#### [Stated exercise]
Images appear in the records below; leave them out and repeat everything else exactly.

START The input

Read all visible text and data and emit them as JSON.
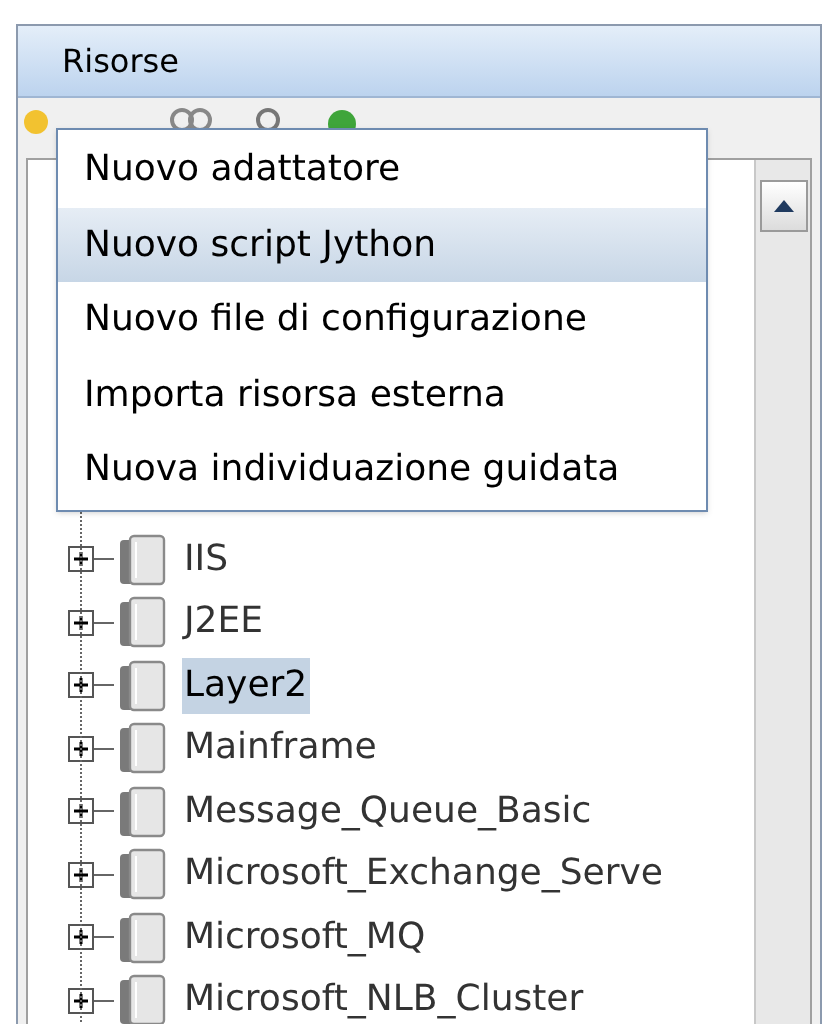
{
  "panel": {
    "title": "Risorse"
  },
  "context_menu": {
    "items": [
      {
        "label": "Nuovo adattatore",
        "selected": false
      },
      {
        "label": "Nuovo script Jython",
        "selected": true
      },
      {
        "label": "Nuovo file di configurazione",
        "selected": false
      },
      {
        "label": "Importa risorsa esterna",
        "selected": false
      },
      {
        "label": "Nuova individuazione guidata",
        "selected": false
      }
    ]
  },
  "tree": {
    "items": [
      {
        "label": "IIS",
        "expanded": false,
        "selected": false
      },
      {
        "label": "J2EE",
        "expanded": false,
        "selected": false
      },
      {
        "label": "Layer2",
        "expanded": false,
        "selected": true
      },
      {
        "label": "Mainframe",
        "expanded": false,
        "selected": false
      },
      {
        "label": "Message_Queue_Basic",
        "expanded": false,
        "selected": false
      },
      {
        "label": "Microsoft_Exchange_Serve",
        "expanded": false,
        "selected": false
      },
      {
        "label": "Microsoft_MQ",
        "expanded": false,
        "selected": false
      },
      {
        "label": "Microsoft_NLB_Cluster",
        "expanded": false,
        "selected": false
      }
    ]
  }
}
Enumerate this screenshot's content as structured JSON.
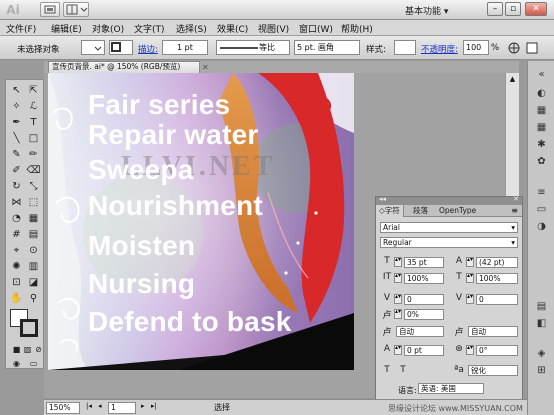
{
  "app": {
    "logo": "Ai",
    "workspace": "基本功能"
  },
  "window_controls": {
    "minimize": "–",
    "restore": "▫",
    "close": "✕"
  },
  "menu": [
    "文件(F)",
    "编辑(E)",
    "对象(O)",
    "文字(T)",
    "选择(S)",
    "效果(C)",
    "视图(V)",
    "窗口(W)",
    "帮助(H)"
  ],
  "control_bar": {
    "selection": "未选择对象",
    "stroke_label": "描边:",
    "stroke_weight": "1 pt",
    "stroke_profile": "等比",
    "brush": "5 pt. 画角",
    "style_label": "样式:",
    "opacity_label": "不透明度:",
    "opacity_value": "100",
    "opacity_unit": "%"
  },
  "document_tab": {
    "title": "宣传页背景. ai* @ 150% (RGB/预览)",
    "close": "✕"
  },
  "artwork": {
    "watermark": "LLVI.NET",
    "lines": [
      "Fair series",
      "Repair water",
      "Sweepa",
      "Nourishment",
      "Moisten",
      "Nursing",
      "Defend to bask"
    ]
  },
  "character_panel": {
    "tabs": [
      "◇字符",
      "段落",
      "OpenType"
    ],
    "font_family": "Arial",
    "font_style": "Regular",
    "font_size": "35 pt",
    "leading": "(42 pt)",
    "vertical_scale": "100%",
    "horizontal_scale": "100%",
    "kerning": "0",
    "tracking": "0",
    "tsume": "0%",
    "aki_left": "自动",
    "aki_right": "自动",
    "baseline_shift": "0 pt",
    "rotation": "0°",
    "antialias": "锐化",
    "language_label": "语言:",
    "language": "英语: 美国"
  },
  "status_bar": {
    "zoom": "150%",
    "page": "1",
    "tool": "选择"
  },
  "site_watermark": "思缘设计论坛 www.MISSYUAN.COM"
}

END The input

#### [Final result]
Read all visible text and data and emit them as JSON.
{
  "panel": {
    "title": "Risorse"
  },
  "context_menu": {
    "items": [
      {
        "label": "Nuovo adattatore",
        "selected": false
      },
      {
        "label": "Nuovo script Jython",
        "selected": true
      },
      {
        "label": "Nuovo file di configurazione",
        "selected": false
      },
      {
        "label": "Importa risorsa esterna",
        "selected": false
      },
      {
        "label": "Nuova individuazione guidata",
        "selected": false
      }
    ]
  },
  "tree": {
    "items": [
      {
        "label": "IIS",
        "expanded": false,
        "selected": false
      },
      {
        "label": "J2EE",
        "expanded": false,
        "selected": false
      },
      {
        "label": "Layer2",
        "expanded": false,
        "selected": true
      },
      {
        "label": "Mainframe",
        "expanded": false,
        "selected": false
      },
      {
        "label": "Message_Queue_Basic",
        "expanded": false,
        "selected": false
      },
      {
        "label": "Microsoft_Exchange_Serve",
        "expanded": false,
        "selected": false
      },
      {
        "label": "Microsoft_MQ",
        "expanded": false,
        "selected": false
      },
      {
        "label": "Microsoft_NLB_Cluster",
        "expanded": false,
        "selected": false
      }
    ]
  }
}
Enumerate this screenshot's content as structured JSON.
{
  "app": {
    "logo": "Ai",
    "workspace": "基本功能"
  },
  "window_controls": {
    "minimize": "–",
    "restore": "▫",
    "close": "✕"
  },
  "menu": [
    "文件(F)",
    "编辑(E)",
    "对象(O)",
    "文字(T)",
    "选择(S)",
    "效果(C)",
    "视图(V)",
    "窗口(W)",
    "帮助(H)"
  ],
  "control_bar": {
    "selection": "未选择对象",
    "stroke_label": "描边:",
    "stroke_weight": "1 pt",
    "stroke_profile": "等比",
    "brush": "5 pt. 画角",
    "style_label": "样式:",
    "opacity_label": "不透明度:",
    "opacity_value": "100",
    "opacity_unit": "%"
  },
  "document_tab": {
    "title": "宣传页背景. ai* @ 150% (RGB/预览)",
    "close": "✕"
  },
  "artwork": {
    "watermark": "LLVI.NET",
    "lines": [
      "Fair series",
      "Repair water",
      "Sweepa",
      "Nourishment",
      "Moisten",
      "Nursing",
      "Defend to bask"
    ]
  },
  "character_panel": {
    "tabs": [
      "◇字符",
      "段落",
      "OpenType"
    ],
    "font_family": "Arial",
    "font_style": "Regular",
    "font_size": "35 pt",
    "leading": "(42 pt)",
    "vertical_scale": "100%",
    "horizontal_scale": "100%",
    "kerning": "0",
    "tracking": "0",
    "tsume": "0%",
    "aki_left": "自动",
    "aki_right": "自动",
    "baseline_shift": "0 pt",
    "rotation": "0°",
    "antialias": "锐化",
    "language_label": "语言:",
    "language": "英语: 美国"
  },
  "status_bar": {
    "zoom": "150%",
    "page": "1",
    "tool": "选择"
  },
  "site_watermark": "思缘设计论坛 www.MISSYUAN.COM"
}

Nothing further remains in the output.